## Challenge:
In the listing below, count the lines containing the string "Наложение" and state only the number.

Some records
= = = = =
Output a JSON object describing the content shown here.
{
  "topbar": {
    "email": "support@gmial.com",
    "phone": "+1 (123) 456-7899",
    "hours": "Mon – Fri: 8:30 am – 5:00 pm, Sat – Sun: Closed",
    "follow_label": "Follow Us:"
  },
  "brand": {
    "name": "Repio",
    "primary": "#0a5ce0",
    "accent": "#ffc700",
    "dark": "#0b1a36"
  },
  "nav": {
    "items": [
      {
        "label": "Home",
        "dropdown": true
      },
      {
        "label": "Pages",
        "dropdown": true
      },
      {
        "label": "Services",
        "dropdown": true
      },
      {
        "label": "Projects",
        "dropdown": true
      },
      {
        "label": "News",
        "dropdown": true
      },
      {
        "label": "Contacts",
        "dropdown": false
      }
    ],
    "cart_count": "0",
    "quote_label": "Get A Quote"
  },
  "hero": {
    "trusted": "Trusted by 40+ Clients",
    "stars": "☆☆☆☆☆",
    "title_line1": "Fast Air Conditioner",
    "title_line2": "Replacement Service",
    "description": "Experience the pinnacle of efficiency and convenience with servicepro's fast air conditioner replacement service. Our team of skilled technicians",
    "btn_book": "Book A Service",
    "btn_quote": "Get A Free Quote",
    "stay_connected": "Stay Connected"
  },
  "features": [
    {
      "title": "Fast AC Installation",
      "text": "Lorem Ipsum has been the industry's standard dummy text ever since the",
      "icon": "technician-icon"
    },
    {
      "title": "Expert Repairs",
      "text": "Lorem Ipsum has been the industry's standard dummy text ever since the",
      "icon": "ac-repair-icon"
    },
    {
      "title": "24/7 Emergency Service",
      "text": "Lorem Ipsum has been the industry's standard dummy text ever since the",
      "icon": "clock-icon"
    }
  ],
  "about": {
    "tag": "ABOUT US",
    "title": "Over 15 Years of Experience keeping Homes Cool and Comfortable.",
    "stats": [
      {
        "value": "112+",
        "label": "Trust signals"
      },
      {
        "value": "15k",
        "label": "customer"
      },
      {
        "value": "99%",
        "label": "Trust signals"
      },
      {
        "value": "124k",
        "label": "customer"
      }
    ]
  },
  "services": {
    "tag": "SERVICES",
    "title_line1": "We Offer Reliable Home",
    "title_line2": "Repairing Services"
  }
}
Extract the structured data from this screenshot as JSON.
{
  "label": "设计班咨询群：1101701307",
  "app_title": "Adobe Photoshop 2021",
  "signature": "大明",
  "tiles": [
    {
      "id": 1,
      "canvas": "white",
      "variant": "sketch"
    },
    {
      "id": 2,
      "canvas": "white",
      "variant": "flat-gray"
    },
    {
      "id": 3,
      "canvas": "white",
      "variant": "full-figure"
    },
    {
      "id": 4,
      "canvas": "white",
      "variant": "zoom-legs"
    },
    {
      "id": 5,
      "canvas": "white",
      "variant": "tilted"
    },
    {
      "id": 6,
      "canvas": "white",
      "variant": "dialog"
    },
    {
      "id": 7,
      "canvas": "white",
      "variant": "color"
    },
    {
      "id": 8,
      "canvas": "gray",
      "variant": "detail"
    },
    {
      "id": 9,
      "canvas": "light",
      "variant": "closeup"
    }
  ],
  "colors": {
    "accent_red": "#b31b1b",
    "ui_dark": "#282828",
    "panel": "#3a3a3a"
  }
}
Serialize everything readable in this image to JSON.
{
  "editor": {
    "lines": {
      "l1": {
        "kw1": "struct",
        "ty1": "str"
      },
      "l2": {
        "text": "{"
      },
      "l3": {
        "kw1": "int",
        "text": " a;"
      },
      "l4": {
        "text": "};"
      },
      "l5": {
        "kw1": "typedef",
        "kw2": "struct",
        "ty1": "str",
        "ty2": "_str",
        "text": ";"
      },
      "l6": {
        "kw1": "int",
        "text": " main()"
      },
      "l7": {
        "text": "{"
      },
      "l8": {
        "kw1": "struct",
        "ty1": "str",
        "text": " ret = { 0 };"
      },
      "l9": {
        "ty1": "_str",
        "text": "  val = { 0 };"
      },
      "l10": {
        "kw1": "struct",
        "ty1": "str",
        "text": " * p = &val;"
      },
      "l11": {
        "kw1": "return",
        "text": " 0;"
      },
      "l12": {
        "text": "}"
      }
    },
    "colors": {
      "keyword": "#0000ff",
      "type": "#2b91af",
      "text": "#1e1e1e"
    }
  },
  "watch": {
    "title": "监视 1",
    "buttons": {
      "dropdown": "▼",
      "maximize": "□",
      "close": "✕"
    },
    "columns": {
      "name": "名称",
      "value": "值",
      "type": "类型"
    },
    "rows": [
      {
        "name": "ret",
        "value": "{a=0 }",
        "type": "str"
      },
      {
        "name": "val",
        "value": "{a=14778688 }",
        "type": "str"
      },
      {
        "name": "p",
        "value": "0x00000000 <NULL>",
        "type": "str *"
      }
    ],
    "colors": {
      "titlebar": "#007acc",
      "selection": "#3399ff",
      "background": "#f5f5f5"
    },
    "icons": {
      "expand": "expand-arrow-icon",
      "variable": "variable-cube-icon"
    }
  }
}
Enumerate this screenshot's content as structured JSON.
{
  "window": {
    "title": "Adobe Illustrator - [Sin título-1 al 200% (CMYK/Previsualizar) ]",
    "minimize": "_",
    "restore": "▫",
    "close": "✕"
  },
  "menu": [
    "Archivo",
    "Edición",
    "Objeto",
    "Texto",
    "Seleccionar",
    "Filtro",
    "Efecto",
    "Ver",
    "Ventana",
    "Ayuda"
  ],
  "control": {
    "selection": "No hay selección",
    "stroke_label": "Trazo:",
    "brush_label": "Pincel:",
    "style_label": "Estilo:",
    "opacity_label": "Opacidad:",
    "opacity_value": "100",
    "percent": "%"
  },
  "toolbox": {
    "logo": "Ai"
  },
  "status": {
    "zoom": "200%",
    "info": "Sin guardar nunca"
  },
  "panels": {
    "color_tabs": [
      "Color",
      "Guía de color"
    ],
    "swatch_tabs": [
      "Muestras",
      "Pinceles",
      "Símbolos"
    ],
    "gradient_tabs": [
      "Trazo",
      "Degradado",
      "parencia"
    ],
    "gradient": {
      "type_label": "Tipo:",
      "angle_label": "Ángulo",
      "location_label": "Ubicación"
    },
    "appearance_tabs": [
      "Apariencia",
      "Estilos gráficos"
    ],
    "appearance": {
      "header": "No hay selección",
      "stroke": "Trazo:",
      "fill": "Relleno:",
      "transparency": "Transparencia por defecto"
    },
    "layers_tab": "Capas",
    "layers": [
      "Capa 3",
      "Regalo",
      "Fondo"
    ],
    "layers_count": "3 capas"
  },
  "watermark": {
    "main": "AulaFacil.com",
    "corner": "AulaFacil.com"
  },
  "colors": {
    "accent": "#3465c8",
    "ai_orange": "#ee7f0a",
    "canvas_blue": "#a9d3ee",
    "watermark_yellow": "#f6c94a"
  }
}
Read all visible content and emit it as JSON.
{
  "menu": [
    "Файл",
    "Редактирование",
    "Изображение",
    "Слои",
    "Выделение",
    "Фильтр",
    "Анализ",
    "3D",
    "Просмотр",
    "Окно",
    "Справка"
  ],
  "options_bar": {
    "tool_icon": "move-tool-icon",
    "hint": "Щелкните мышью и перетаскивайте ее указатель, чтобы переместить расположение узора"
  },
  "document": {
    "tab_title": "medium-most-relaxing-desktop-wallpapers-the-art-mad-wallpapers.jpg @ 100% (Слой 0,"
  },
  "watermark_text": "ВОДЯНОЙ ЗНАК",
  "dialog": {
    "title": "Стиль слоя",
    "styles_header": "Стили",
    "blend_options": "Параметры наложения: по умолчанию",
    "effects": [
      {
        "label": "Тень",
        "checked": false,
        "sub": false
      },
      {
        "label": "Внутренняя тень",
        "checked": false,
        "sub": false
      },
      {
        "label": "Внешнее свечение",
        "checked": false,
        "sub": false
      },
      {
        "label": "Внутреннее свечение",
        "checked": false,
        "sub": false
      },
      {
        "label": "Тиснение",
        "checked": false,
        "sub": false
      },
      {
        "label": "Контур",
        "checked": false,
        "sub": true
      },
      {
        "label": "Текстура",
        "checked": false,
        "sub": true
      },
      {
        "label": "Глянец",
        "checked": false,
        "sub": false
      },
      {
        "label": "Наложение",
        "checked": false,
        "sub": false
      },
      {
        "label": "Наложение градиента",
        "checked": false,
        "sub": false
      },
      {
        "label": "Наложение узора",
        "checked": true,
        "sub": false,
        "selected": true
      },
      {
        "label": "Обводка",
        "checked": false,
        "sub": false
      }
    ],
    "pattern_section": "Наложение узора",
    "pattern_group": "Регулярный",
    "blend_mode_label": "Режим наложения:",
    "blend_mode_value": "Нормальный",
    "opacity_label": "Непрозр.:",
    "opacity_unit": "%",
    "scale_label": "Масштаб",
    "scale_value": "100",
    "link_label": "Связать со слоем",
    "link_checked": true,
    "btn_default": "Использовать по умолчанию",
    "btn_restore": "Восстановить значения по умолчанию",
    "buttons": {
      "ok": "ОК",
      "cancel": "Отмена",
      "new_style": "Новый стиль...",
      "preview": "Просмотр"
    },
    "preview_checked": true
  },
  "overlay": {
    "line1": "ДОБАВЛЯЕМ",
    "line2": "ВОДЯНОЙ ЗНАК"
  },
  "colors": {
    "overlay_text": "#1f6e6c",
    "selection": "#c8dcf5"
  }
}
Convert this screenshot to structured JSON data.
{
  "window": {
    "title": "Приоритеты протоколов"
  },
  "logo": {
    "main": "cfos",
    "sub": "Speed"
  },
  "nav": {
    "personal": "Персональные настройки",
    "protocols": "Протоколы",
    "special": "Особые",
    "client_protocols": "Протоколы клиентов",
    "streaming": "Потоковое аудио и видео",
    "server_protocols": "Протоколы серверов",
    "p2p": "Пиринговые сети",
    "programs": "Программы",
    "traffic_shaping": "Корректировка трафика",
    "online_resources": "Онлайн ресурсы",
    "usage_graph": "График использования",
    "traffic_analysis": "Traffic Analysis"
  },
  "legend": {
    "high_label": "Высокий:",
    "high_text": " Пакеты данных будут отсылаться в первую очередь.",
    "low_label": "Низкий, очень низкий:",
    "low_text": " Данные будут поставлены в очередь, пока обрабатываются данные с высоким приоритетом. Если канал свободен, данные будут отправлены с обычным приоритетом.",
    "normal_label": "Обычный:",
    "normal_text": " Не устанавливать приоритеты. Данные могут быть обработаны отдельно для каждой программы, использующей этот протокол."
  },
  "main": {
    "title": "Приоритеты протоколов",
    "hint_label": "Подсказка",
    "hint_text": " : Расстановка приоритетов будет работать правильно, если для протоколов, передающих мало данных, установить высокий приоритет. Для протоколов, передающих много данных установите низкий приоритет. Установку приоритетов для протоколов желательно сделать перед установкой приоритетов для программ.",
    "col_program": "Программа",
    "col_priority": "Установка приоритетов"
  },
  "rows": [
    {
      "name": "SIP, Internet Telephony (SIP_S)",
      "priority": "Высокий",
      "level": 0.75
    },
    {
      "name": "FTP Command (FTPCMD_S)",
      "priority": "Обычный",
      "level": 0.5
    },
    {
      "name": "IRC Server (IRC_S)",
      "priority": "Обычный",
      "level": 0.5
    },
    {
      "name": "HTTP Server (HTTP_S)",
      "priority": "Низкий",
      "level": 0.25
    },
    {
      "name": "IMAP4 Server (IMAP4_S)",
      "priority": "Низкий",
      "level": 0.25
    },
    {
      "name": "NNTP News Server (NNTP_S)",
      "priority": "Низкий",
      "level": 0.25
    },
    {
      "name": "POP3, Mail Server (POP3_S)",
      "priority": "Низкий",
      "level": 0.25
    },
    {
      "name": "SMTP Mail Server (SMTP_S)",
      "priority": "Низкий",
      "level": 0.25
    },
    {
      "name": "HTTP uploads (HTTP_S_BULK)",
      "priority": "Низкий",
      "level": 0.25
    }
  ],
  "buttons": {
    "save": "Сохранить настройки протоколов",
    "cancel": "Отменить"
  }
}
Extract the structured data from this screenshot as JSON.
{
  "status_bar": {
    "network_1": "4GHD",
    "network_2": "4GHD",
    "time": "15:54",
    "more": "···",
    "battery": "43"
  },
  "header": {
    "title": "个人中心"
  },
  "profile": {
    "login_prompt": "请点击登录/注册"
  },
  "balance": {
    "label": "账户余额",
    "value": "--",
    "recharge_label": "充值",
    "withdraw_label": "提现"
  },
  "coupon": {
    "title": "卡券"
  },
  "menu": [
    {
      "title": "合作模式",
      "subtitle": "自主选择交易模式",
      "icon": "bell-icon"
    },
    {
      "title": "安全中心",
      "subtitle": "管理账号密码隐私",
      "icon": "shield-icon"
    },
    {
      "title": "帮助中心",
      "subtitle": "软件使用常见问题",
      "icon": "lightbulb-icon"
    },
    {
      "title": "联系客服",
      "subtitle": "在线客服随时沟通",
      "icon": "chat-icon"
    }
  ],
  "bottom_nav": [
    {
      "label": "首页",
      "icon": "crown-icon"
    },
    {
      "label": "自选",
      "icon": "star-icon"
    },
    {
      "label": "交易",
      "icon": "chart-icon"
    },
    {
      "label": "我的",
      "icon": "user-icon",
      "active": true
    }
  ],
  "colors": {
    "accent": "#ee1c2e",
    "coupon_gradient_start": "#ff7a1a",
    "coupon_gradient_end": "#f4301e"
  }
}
= = = = =
## Output below:
4